## Start

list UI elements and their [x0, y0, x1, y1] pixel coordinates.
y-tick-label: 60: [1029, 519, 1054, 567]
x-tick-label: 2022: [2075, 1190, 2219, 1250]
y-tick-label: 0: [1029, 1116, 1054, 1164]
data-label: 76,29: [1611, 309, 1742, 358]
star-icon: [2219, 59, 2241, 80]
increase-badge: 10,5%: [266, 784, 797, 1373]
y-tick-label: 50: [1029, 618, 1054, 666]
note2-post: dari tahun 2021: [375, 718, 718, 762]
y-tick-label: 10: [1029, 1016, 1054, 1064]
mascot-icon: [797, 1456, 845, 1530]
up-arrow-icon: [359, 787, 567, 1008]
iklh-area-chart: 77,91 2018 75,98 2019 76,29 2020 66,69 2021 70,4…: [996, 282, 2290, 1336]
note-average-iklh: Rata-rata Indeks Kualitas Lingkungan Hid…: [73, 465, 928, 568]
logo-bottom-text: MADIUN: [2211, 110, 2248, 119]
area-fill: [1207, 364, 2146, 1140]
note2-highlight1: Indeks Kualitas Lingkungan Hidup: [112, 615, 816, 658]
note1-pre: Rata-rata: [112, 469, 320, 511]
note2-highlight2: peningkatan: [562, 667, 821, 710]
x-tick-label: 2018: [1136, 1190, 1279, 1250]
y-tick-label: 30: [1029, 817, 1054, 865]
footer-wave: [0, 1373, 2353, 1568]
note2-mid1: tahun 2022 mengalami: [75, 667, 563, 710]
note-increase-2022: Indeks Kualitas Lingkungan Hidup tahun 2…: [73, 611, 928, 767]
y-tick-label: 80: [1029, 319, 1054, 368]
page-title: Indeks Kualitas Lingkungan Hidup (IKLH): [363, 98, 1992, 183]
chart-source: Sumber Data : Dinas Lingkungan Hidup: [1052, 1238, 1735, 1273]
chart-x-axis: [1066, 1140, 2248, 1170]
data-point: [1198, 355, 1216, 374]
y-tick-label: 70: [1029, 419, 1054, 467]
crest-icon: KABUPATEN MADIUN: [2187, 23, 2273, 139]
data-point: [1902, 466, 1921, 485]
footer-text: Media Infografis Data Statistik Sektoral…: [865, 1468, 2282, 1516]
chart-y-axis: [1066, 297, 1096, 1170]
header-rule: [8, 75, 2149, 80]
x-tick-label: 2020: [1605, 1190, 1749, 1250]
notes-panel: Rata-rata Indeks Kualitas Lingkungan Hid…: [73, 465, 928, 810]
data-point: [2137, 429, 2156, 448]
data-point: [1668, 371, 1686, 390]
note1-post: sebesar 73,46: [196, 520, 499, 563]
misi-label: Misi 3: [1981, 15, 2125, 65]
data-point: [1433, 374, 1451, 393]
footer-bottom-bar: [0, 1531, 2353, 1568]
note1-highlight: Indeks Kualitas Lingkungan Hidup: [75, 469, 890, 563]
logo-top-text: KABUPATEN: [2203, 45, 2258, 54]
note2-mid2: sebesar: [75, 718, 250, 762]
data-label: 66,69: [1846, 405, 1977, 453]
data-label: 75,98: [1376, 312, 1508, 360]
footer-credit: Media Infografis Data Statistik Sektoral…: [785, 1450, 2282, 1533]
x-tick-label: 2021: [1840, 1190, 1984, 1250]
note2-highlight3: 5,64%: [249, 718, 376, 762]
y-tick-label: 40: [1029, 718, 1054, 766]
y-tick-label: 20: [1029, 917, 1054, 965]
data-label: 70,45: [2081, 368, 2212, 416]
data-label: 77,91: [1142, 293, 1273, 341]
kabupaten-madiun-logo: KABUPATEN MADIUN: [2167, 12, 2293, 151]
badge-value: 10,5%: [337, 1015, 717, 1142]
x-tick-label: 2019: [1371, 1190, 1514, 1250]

## End

EXERCISE PROMPT: Reproduce each line of the records above verbatim, in the original order.

PROBLEM SOLUTION:
list UI elements and their [x0, y0, x1, y1] pixel coordinates.
y-tick-label: 60: [1029, 519, 1054, 567]
x-tick-label: 2022: [2075, 1190, 2219, 1250]
y-tick-label: 0: [1029, 1116, 1054, 1164]
data-label: 76,29: [1611, 309, 1742, 358]
star-icon: [2219, 59, 2241, 80]
increase-badge: 10,5%: [266, 784, 797, 1373]
y-tick-label: 50: [1029, 618, 1054, 666]
note2-post: dari tahun 2021: [375, 718, 718, 762]
y-tick-label: 10: [1029, 1016, 1054, 1064]
mascot-icon: [797, 1456, 845, 1530]
up-arrow-icon: [359, 787, 567, 1008]
iklh-area-chart: 77,91 2018 75,98 2019 76,29 2020 66,69 2021 70,4…: [996, 282, 2290, 1336]
note-average-iklh: Rata-rata Indeks Kualitas Lingkungan Hid…: [73, 465, 928, 568]
logo-bottom-text: MADIUN: [2211, 110, 2248, 119]
area-fill: [1207, 364, 2146, 1140]
note2-highlight1: Indeks Kualitas Lingkungan Hidup: [112, 615, 816, 658]
note1-pre: Rata-rata: [112, 469, 320, 511]
note2-highlight2: peningkatan: [562, 667, 821, 710]
x-tick-label: 2018: [1136, 1190, 1279, 1250]
y-tick-label: 30: [1029, 817, 1054, 865]
footer-wave: [0, 1373, 2353, 1568]
note2-mid1: tahun 2022 mengalami: [75, 667, 563, 710]
note-increase-2022: Indeks Kualitas Lingkungan Hidup tahun 2…: [73, 611, 928, 767]
y-tick-label: 80: [1029, 319, 1054, 368]
page-title: Indeks Kualitas Lingkungan Hidup (IKLH): [363, 98, 1992, 183]
chart-source: Sumber Data : Dinas Lingkungan Hidup: [1052, 1238, 1735, 1273]
chart-x-axis: [1066, 1140, 2248, 1170]
data-point: [1198, 355, 1216, 374]
y-tick-label: 70: [1029, 419, 1054, 467]
crest-icon: KABUPATEN MADIUN: [2187, 23, 2273, 139]
data-point: [1902, 466, 1921, 485]
footer-text: Media Infografis Data Statistik Sektoral…: [865, 1468, 2282, 1516]
chart-y-axis: [1066, 297, 1096, 1170]
header-rule: [8, 75, 2149, 80]
x-tick-label: 2020: [1605, 1190, 1749, 1250]
notes-panel: Rata-rata Indeks Kualitas Lingkungan Hid…: [73, 465, 928, 810]
data-point: [2137, 429, 2156, 448]
data-point: [1668, 371, 1686, 390]
note1-post: sebesar 73,46: [196, 520, 499, 563]
misi-label: Misi 3: [1981, 15, 2125, 65]
data-point: [1433, 374, 1451, 393]
footer-bottom-bar: [0, 1531, 2353, 1568]
note1-highlight: Indeks Kualitas Lingkungan Hidup: [75, 469, 890, 563]
logo-top-text: KABUPATEN: [2203, 45, 2258, 54]
note2-mid2: sebesar: [75, 718, 250, 762]
data-label: 66,69: [1846, 405, 1977, 453]
data-label: 75,98: [1376, 312, 1508, 360]
footer-credit: Media Infografis Data Statistik Sektoral…: [785, 1450, 2282, 1533]
x-tick-label: 2021: [1840, 1190, 1984, 1250]
note2-highlight3: 5,64%: [249, 718, 376, 762]
y-tick-label: 40: [1029, 718, 1054, 766]
y-tick-label: 20: [1029, 917, 1054, 965]
data-label: 70,45: [2081, 368, 2212, 416]
data-label: 77,91: [1142, 293, 1273, 341]
kabupaten-madiun-logo: KABUPATEN MADIUN: [2167, 12, 2293, 151]
badge-value: 10,5%: [337, 1015, 717, 1142]
x-tick-label: 2019: [1371, 1190, 1514, 1250]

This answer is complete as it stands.